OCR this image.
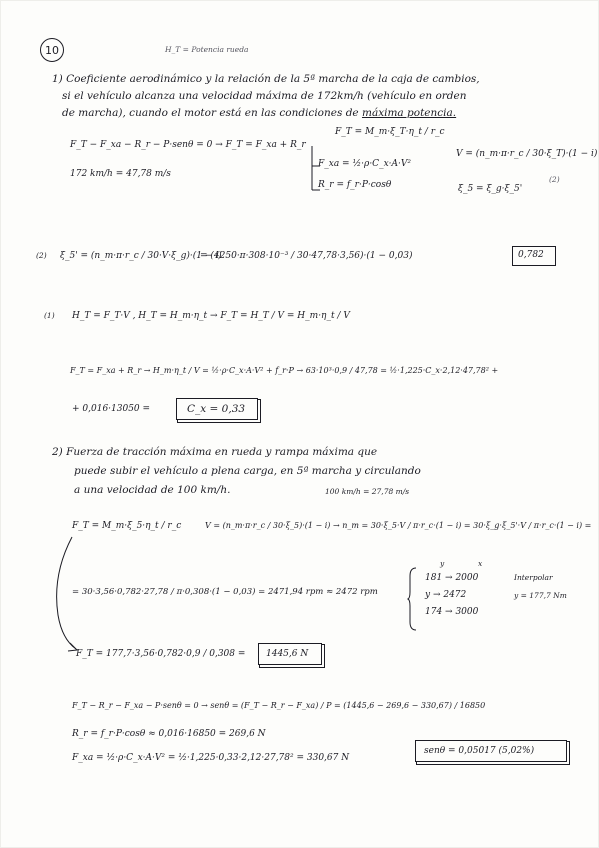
10	H_T = Potencia rueda
1) Coeficiente aerodinámico y la relación de la 5ª marcha de la caja de cambios,
si el vehículo alcanza una velocidad máxima de 172km/h (vehículo en orden
de marcha), cuando el motor está en las condiciones de máxima potencia.
F_T − F_xa − R_r − P·senθ = 0 → F_T = F_xa + R_r
F_T = M_m·ξ_T·η_t / r_c
F_xa = ½·ρ·C_x·A·V²
R_r = f_r·P·cosθ
172 km/h = 47,78 m/s
V = (n_m·π·r_c / 30·ξ_T)·(1 − i)
ξ_5 = ξ_g·ξ_5'
(2)
(2) ξ_5' = (n_m·π·r_c / 30·V·ξ_g)·(1 − i)
= (4250·π·308·10⁻³ / 30·47,78·3,56)·(1 − 0,03)	0,782
(1) H_T = F_T·V , H_T = H_m·η_t → F_T = H_T / V = H_m·η_t / V
F_T = F_xa + R_r → H_m·η_t / V = ½·ρ·C_x·A·V² + f_r·P → 63·10³·0,9 / 47,78 = ½·1,225·C_x·2,12·47,78² +
+ 0,016·13050 =	C_x = 0,33
2) Fuerza de tracción máxima en rueda y rampa máxima que
puede subir el vehículo a plena carga, en 5ª marcha y circulando
a una velocidad de 100 km/h.	100 km/h = 27,78 m/s
F_T = M_m·ξ_5·η_t / r_c	V = (n_m·π·r_c / 30·ξ_5)·(1 − i) → n_m = 30·ξ_5·V / π·r_c·(1 − i) = 30·ξ_g·ξ_5'·V / π·r_c·(1 − i) =
= 30·3,56·0,782·27,78 / π·0,308·(1 − 0,03) = 2471,94 rpm ≈ 2472 rpm
y	x
181 → 2000
y → 2472
174 → 3000
Interpolar
y = 177,7 Nm
F_T = 177,7·3,56·0,782·0,9 / 0,308 = 1445,6 N
F_T − R_r − F_xa − P·senθ = 0 → senθ = (F_T − R_r − F_xa) / P = (1445,6 − 269,6 − 330,67) / 16850
R_r = f_r·P·cosθ ≈ 0,016·16850 = 269,6 N
F_xa = ½·ρ·C_x·A·V² = ½·1,225·0,33·2,12·27,78² = 330,67 N
senθ = 0,05017 (5,02%)
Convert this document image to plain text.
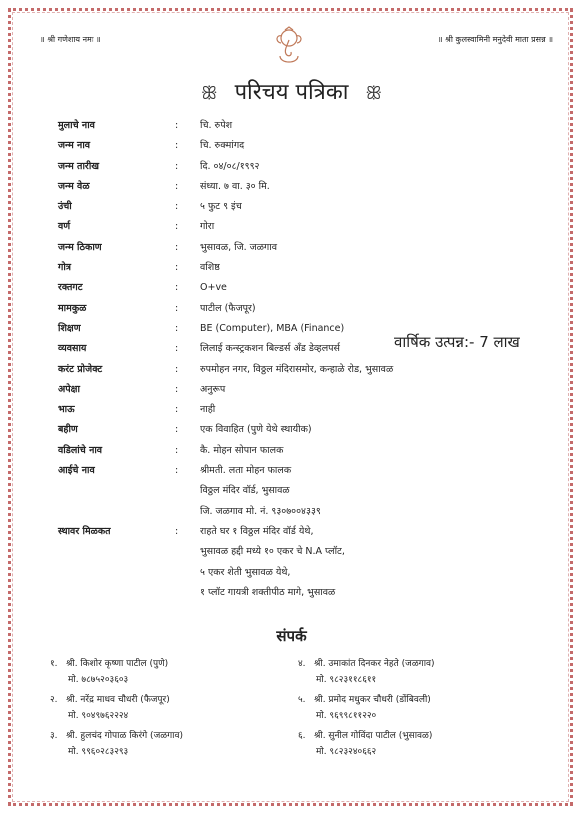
॥ श्री गणेशाय नमः ॥	॥ श्री कुलस्वामिनी मनुदेवी माता प्रसन्न ॥
ꕥ परिचय पत्रिका ꕥ
मुलाचे नाव	: चि. रुपेश
जन्म नाव	: चि. रुक्मांगद
जन्म तारीख	: दि. ०४/०८/१९९२
जन्म वेळ	: संध्या. ७ वा. ३० मि.
उंची	: ५ फुट ९ इंच
वर्ण	: गोरा
जन्म ठिकाण	: भुसावळ, जि. जळगाव
गोत्र	: वशिष्ठ
रक्तगट	: O+ve
मामकुळ	: पाटील (फैजपूर)
शिक्षण	: BE (Computer), MBA (Finance)
व्यवसाय	: लिलाई कन्स्ट्रकशन बिल्डर्स अँड डेव्हलपर्स
करंट प्रोजेक्ट	: रुपमोहन नगर, विठ्ठल मंदिरासमोर, कन्हाळे रोड, भुसावळ
अपेक्षा	: अनुरूप
भाऊ	: नाही
बहीण	: एक विवाहित (पुणे येथे स्थायीक)
वडिलांचे नाव	: कै. मोहन सोपान फालक
आईचे नाव	: श्रीमती. लता मोहन फालक
विठ्ठल मंदिर वॉर्ड, भुसावळ
जि. जळगाव मो. नं. ९३०७००४३३९
स्थावर मिळकत	: राहते घर १ विठ्ठल मंदिर वॉर्ड येथे,
भुसावळ हद्दी मध्ये १० एकर चे N.A प्लॉट,
५ एकर शेती भुसावळ येथे,
१ प्लॉट गायत्री शक्तीपीठ मागे, भुसावळ
वार्षिक उत्पन्न:- 7 लाख
संपर्क
१. श्री. किशोर कृष्णा पाटील (पुणे)
मो. ७८७५२०३६०३
२. श्री. नरेंद्र माधव चौधरी (फैजपूर)
मो. ९०४९७६२२२४
३. श्री. हुलचंद गोपाळ किरंगे (जळगाव)
मो. ९९६०२८३२९३
४. श्री. उमाकांत दिनकर नेहते (जळगाव)
मो. ९८२३११८६११
५. श्री. प्रमोद मधुकर चौधरी (डोंबिवली)
मो. ९६९९८११२२०
६. श्री. सुनील गोविंदा पाटील (भुसावळ)
मो. ९८२३२४०६६२
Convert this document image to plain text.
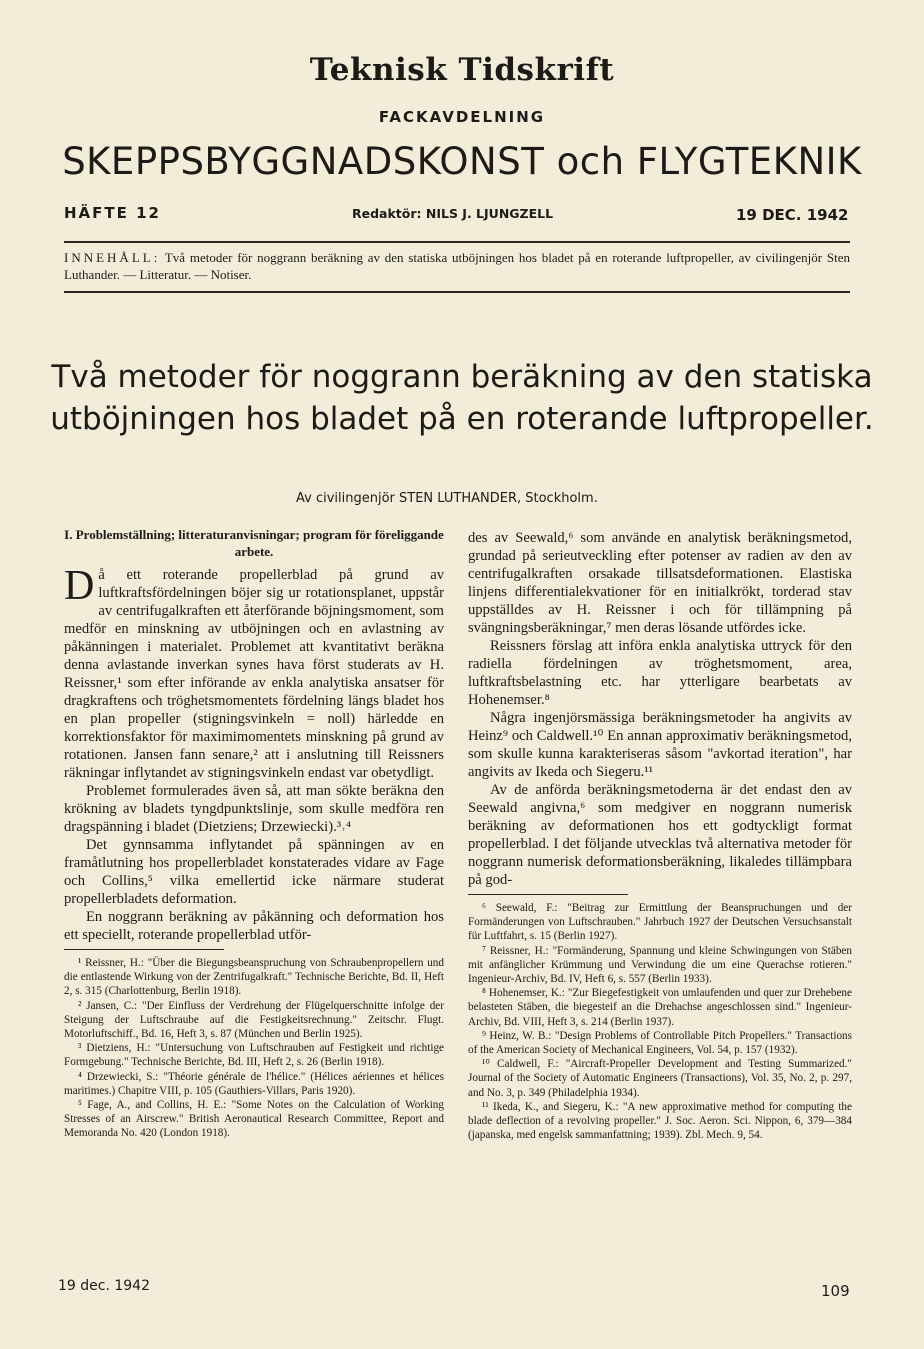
Teknisk Tidskrift
FACKAVDELNING
SKEPPSBYGGNADSKONST och FLYGTEKNIK
HÄFTE 12	Redaktör: NILS J. LJUNGZELL	19 DEC. 1942
INNEHÅLL: Två metoder för noggrann beräkning av den statiska utböjningen hos bladet på en roterande luftpropeller, av civilingenjör Sten Luthander. — Litteratur. — Notiser.
Två metoder för noggrann beräkning av den statiska utböjningen hos bladet på en roterande luftpropeller.
Av civilingenjör STEN LUTHANDER, Stockholm.
I. Problemställning; litteraturanvisningar; program för föreliggande arbete.

Då ett roterande propellerblad på grund av luftkraftsfördelningen böjer sig ur rotationsplanet, uppstår av centrifugalkraften ett återförande böjningsmoment, som medför en minskning av utböjningen och en avlastning av påkänningen i materialet. Problemet att kvantitativt beräkna denna avlastande inverkan synes hava först studerats av H. Reissner,¹ som efter införande av enkla analytiska ansatser för dragkraftens och tröghetsmomentets fördelning längs bladet hos en plan propeller (stigningsvinkeln = noll) härledde en korrektionsfaktor för maximimomentets minskning på grund av rotationen. Jansen fann senare,² att i anslutning till Reissners räkningar inflytandet av stigningsvinkeln endast var obetydligt.

Problemet formulerades även så, att man sökte beräkna den krökning av bladets tyngdpunktslinje, som skulle medföra ren dragspänning i bladet (Dietziens; Drzewiecki).³˒⁴

Det gynnsamma inflytandet på spänningen av en framåtlutning hos propellerbladet konstaterades vidare av Fage och Collins,⁵ vilka emellertid icke närmare studerat propellerbladets deformation.

En noggrann beräkning av påkänning och deformation hos ett speciellt, roterande propellerblad utför-

¹ Reissner, H.: "Über die Biegungsbeanspruchung von Schraubenpropellern und die entlastende Wirkung von der Zentrifugalkraft." Technische Berichte, Bd. II, Heft 2, s. 315 (Charlottenburg, Berlin 1918).

² Jansen, C.: "Der Einfluss der Verdrehung der Flügelquerschnitte infolge der Steigung der Luftschraube auf die Festigkeitsrechnung." Zeitschr. Flugt. Motorluftschiff., Bd. 16, Heft 3, s. 87 (München und Berlin 1925).

³ Dietziens, H.: "Untersuchung von Luftschrauben auf Festigkeit und richtige Formgebung." Technische Berichte, Bd. III, Heft 2, s. 26 (Berlin 1918).

⁴ Drzewiecki, S.: "Théorie générale de l'hélice." (Hélices aériennes et hélices maritimes.) Chapitre VIII, p. 105 (Gauthiers-Villars, Paris 1920).

⁵ Fage, A., and Collins, H. E.: "Some Notes on the Calculation of Working Stresses of an Airscrew." British Aeronautical Research Committee, Report and Memoranda No. 420 (London 1918).

des av Seewald,⁶ som använde en analytisk beräkningsmetod, grundad på serieutveckling efter potenser av radien av den av centrifugalkraften orsakade tillsatsdeformationen. Elastiska linjens differentialekvationer för en initialkrökt, torderad stav uppställdes av H. Reissner i och för tillämpning på svängningsberäkningar,⁷ men deras lösande utfördes icke.

Reissners förslag att införa enkla analytiska uttryck för den radiella fördelningen av tröghetsmoment, area, luftkraftsbelastning etc. har ytterligare bearbetats av Hohenemser.⁸

Några ingenjörsmässiga beräkningsmetoder ha angivits av Heinz⁹ och Caldwell.¹⁰ En annan approximativ beräkningsmetod, som skulle kunna karakteriseras såsom "avkortad iteration", har angivits av Ikeda och Siegeru.¹¹

Av de anförda beräkningsmetoderna är det endast den av Seewald angivna,⁶ som medgiver en noggrann numerisk beräkning av deformationen hos ett godtyckligt format propellerblad. I det följande utvecklas två alternativa metoder för noggrann numerisk deformationsberäkning, likaledes tillämpbara på god-

⁶ Seewald, F.: "Beitrag zur Ermittlung der Beanspruchungen und der Formänderungen von Luftschrauben." Jahrbuch 1927 der Deutschen Versuchsanstalt für Luftfahrt, s. 15 (Berlin 1927).

⁷ Reissner, H.: "Formänderung, Spannung und kleine Schwingungen von Stäben mit anfänglicher Krümmung und Verwindung die um eine Querachse rotieren." Ingenieur-Archiv, Bd. IV, Heft 6, s. 557 (Berlin 1933).

⁸ Hohenemser, K.: "Zur Biegefestigkeit von umlaufenden und quer zur Drehebene belasteten Stäben, die biegesteif an die Drehachse angeschlossen sind." Ingenieur-Archiv, Bd. VIII, Heft 3, s. 214 (Berlin 1937).

⁹ Heinz, W. B.: "Design Problems of Controllable Pitch Propellers." Transactions of the American Society of Mechanical Engineers, Vol. 54, p. 157 (1932).

¹⁰ Caldwell, F.: "Aircraft-Propeller Development and Testing Summarized." Journal of the Society of Automatic Engineers (Transactions), Vol. 35, No. 2, p. 297, and No. 3, p. 349 (Philadelphia 1934).

¹¹ Ikeda, K., and Siegeru, K.: "A new approximative method for computing the blade deflection of a revolving propeller." J. Soc. Aeron. Sci. Nippon, 6, 379—384 (japanska, med engelsk sammanfattning; 1939). Zbl. Mech. 9, 54.

19 dec. 1942	109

**DO THIS:** Locate the word "civilingenjör" in the records and collect each line it appears in.

**EXERCISE ANSWER:**
INNEHÅLL: Två metoder för noggrann beräkning av den statiska utböjningen hos bladet på en roterande luftpropeller, av civilingenjör Sten Luthander. — Litteratur. — Notiser.
Av civilingenjör STEN LUTHANDER, Stockholm.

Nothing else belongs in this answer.